### TASK PROMPT:
Each line should be copied exactly.

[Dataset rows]
▶
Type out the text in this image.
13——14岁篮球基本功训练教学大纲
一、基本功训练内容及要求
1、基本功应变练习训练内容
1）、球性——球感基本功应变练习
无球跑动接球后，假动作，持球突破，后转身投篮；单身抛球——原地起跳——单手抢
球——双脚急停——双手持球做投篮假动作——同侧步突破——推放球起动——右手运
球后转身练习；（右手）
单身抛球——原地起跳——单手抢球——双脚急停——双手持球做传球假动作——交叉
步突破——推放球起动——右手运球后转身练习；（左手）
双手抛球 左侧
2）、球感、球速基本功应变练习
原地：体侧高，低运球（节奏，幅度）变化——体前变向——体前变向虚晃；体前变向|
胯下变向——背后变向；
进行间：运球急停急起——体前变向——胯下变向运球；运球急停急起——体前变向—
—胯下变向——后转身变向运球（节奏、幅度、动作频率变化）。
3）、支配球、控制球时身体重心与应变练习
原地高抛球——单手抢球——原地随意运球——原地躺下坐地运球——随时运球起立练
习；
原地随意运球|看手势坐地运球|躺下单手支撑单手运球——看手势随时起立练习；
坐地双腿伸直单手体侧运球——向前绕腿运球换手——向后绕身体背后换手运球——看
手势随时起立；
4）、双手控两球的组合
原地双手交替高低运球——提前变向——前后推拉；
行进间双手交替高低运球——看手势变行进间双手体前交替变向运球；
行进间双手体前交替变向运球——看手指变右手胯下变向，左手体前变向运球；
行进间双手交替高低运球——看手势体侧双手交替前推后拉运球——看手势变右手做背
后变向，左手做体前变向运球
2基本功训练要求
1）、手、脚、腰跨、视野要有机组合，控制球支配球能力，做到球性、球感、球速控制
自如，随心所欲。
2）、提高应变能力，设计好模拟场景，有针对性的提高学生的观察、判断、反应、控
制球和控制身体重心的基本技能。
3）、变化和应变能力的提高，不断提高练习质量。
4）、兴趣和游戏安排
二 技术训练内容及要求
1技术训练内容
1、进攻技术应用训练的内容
◀
### WRITTEN SOLUTION:
Type out the text in this image.
13——14岁篮球基本功训练教学大纲
一、基本功训练内容及要求
1、基本功应变练习训练内容
1）、球性——球感基本功应变练习
无球跑动接球后，假动作，持球突破，后转身投篮；单身抛球——原地起跳——单手抢
球——双脚急停——双手持球做投篮假动作——同侧步突破——推放球起动——右手运
球后转身练习；（右手）
单身抛球——原地起跳——单手抢球——双脚急停——双手持球做传球假动作——交叉
步突破——推放球起动——右手运球后转身练习；（左手）
双手抛球 左侧
2）、球感、球速基本功应变练习
原地：体侧高，低运球（节奏，幅度）变化——体前变向——体前变向虚晃；体前变向|
胯下变向——背后变向；
进行间：运球急停急起——体前变向——胯下变向运球；运球急停急起——体前变向—
—胯下变向——后转身变向运球（节奏、幅度、动作频率变化）。
3）、支配球、控制球时身体重心与应变练习
原地高抛球——单手抢球——原地随意运球——原地躺下坐地运球——随时运球起立练
习；
原地随意运球|看手势坐地运球|躺下单手支撑单手运球——看手势随时起立练习；
坐地双腿伸直单手体侧运球——向前绕腿运球换手——向后绕身体背后换手运球——看
手势随时起立；
4）、双手控两球的组合
原地双手交替高低运球——提前变向——前后推拉；
行进间双手交替高低运球——看手势变行进间双手体前交替变向运球；
行进间双手体前交替变向运球——看手指变右手胯下变向，左手体前变向运球；
行进间双手交替高低运球——看手势体侧双手交替前推后拉运球——看手势变右手做背
后变向，左手做体前变向运球
2基本功训练要求
1）、手、脚、腰跨、视野要有机组合，控制球支配球能力，做到球性、球感、球速控制
自如，随心所欲。
2）、提高应变能力，设计好模拟场景，有针对性的提高学生的观察、判断、反应、控
制球和控制身体重心的基本技能。
3）、变化和应变能力的提高，不断提高练习质量。
4）、兴趣和游戏安排
二 技术训练内容及要求
1技术训练内容
1、进攻技术应用训练的内容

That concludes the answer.